[start of Given data]
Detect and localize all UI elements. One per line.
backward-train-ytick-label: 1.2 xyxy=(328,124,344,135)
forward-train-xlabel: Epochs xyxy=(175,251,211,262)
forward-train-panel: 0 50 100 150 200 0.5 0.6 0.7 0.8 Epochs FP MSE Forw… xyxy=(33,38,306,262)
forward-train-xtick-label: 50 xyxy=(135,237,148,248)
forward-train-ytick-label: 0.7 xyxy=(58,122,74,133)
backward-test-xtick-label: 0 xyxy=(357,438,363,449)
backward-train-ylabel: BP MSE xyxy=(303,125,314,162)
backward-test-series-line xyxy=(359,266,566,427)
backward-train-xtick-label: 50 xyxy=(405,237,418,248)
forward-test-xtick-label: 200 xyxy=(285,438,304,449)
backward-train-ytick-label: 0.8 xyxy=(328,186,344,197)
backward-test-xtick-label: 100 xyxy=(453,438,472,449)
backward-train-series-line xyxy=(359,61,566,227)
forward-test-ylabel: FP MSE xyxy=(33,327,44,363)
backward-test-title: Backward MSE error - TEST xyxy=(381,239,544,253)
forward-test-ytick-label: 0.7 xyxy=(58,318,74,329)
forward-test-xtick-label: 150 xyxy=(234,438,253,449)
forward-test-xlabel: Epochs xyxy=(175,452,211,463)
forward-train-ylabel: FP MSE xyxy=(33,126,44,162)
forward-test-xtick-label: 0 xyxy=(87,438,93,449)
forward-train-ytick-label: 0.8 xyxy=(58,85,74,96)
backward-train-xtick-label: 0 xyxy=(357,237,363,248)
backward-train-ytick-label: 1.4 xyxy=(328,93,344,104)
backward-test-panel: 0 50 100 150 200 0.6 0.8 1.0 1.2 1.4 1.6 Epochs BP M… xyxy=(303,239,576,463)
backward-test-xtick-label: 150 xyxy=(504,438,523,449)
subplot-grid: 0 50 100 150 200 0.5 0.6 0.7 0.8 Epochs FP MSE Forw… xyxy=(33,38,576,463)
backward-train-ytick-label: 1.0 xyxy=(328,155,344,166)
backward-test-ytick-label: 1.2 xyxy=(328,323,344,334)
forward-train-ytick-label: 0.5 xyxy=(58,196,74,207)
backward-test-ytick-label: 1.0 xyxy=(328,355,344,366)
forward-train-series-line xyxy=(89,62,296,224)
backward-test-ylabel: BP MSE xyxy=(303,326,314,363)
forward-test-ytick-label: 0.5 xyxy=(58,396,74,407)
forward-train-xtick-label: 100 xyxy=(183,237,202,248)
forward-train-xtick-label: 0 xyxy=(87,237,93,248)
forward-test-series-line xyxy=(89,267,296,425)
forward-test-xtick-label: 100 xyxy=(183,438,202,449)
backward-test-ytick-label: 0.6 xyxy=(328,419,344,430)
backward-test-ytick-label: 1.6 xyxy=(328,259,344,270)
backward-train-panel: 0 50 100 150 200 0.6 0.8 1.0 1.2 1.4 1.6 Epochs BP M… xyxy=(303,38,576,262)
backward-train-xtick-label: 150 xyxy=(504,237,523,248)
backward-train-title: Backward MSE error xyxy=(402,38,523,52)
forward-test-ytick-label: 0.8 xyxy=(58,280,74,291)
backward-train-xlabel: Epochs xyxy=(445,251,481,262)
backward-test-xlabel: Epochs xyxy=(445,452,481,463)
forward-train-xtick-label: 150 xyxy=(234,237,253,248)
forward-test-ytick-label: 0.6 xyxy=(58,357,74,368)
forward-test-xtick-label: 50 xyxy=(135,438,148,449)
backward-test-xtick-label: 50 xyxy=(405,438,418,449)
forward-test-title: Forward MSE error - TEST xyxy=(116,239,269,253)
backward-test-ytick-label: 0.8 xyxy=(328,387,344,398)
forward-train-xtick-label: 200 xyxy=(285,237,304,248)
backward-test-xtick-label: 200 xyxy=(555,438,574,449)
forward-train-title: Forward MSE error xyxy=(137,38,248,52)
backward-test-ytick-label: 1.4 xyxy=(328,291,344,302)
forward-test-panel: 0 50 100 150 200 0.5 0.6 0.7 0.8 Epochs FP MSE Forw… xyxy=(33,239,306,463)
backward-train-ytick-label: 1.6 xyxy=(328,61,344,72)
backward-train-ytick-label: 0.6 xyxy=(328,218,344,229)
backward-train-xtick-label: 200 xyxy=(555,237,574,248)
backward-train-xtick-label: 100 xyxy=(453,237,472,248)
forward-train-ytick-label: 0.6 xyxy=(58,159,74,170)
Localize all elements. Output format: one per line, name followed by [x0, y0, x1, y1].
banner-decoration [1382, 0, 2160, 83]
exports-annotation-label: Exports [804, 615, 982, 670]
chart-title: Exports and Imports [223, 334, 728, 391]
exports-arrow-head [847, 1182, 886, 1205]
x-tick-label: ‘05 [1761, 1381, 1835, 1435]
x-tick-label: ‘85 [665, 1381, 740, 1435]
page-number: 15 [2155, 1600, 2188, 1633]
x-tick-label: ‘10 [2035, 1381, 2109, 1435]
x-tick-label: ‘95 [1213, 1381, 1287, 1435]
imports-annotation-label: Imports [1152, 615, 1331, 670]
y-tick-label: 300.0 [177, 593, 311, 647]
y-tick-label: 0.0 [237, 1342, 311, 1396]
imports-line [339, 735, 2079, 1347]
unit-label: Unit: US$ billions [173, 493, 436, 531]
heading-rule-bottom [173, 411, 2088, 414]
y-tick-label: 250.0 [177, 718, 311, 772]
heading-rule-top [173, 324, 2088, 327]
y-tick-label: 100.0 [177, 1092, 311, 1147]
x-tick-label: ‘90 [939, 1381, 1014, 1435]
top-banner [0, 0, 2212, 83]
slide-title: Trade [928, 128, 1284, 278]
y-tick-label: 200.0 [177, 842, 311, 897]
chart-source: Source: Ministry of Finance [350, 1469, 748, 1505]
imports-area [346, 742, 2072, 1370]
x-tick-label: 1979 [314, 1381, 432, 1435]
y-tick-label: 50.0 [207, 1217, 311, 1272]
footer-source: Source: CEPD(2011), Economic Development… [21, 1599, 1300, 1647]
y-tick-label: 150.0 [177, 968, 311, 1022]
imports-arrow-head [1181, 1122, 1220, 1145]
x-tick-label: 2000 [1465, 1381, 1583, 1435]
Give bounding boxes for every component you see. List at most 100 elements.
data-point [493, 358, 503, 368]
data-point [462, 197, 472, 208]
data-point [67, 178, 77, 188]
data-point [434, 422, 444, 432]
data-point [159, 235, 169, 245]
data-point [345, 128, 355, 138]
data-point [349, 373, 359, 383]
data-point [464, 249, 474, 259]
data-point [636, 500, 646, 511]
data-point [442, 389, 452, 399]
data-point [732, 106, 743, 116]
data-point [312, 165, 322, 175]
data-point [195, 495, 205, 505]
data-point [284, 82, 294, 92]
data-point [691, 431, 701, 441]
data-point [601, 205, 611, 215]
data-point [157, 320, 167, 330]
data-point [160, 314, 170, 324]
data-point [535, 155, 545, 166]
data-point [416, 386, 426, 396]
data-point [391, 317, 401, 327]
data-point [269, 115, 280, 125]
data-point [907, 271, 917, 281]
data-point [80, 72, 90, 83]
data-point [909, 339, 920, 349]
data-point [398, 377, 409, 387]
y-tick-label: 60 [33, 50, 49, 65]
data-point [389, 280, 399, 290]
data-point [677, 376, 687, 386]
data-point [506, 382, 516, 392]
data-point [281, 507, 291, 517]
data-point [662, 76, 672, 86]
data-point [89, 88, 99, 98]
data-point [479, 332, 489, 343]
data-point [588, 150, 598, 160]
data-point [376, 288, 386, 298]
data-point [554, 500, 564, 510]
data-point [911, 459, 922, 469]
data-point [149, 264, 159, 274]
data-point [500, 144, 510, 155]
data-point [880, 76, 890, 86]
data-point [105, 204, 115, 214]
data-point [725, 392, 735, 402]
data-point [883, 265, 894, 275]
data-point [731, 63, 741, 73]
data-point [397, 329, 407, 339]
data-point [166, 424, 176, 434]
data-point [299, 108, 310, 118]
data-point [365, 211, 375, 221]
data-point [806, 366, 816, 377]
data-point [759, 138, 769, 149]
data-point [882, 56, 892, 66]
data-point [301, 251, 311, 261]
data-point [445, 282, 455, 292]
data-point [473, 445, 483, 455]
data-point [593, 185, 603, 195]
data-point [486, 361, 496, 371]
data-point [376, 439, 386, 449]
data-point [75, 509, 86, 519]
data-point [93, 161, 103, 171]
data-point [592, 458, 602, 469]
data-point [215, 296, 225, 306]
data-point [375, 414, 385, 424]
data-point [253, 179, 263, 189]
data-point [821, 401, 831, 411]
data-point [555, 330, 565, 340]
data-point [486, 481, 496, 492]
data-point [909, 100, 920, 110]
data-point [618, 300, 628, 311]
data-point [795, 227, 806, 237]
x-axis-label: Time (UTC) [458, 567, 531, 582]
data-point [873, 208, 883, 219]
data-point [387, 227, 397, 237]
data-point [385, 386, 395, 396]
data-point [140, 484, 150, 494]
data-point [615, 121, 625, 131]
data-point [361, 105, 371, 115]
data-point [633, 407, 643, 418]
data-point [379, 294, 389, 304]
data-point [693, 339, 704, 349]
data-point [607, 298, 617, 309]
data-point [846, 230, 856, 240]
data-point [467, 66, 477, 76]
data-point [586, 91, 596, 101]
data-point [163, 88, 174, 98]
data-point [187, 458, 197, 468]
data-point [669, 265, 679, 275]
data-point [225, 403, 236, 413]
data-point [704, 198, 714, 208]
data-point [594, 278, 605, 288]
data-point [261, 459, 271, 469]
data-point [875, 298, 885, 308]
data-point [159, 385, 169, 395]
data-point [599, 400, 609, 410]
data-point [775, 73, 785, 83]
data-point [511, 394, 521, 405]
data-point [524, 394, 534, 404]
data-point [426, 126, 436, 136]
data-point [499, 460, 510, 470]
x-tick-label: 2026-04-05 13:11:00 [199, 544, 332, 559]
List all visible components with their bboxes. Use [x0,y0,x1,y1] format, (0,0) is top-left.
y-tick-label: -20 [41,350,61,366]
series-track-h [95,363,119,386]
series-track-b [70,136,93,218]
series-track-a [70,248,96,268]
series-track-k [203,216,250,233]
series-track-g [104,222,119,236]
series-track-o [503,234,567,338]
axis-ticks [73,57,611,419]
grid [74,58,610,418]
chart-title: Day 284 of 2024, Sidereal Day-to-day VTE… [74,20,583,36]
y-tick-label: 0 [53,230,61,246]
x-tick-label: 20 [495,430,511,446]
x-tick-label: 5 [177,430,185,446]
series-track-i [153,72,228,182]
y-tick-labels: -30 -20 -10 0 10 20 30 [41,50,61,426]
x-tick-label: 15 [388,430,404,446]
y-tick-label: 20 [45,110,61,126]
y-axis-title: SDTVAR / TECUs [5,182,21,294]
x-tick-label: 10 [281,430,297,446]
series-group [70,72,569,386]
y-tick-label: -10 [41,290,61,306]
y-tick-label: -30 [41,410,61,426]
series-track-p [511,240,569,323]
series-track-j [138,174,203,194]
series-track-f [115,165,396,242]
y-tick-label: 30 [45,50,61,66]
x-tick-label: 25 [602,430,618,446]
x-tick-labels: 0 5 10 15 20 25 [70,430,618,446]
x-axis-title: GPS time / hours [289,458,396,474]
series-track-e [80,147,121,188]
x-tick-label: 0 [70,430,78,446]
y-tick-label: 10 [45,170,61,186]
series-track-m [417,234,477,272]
[end of Given data]
→ Short problem
Identify each line in the items above that contains the string "List" and copy those lines. Case counts, so a line matches only if the capitalization is the same.

→ Written answer
Give bounding boxes for every component you see. List at most 100 elements.
List all visible components with their bboxes. Use [x0,y0,x1,y1] format, (0,0) is top-left.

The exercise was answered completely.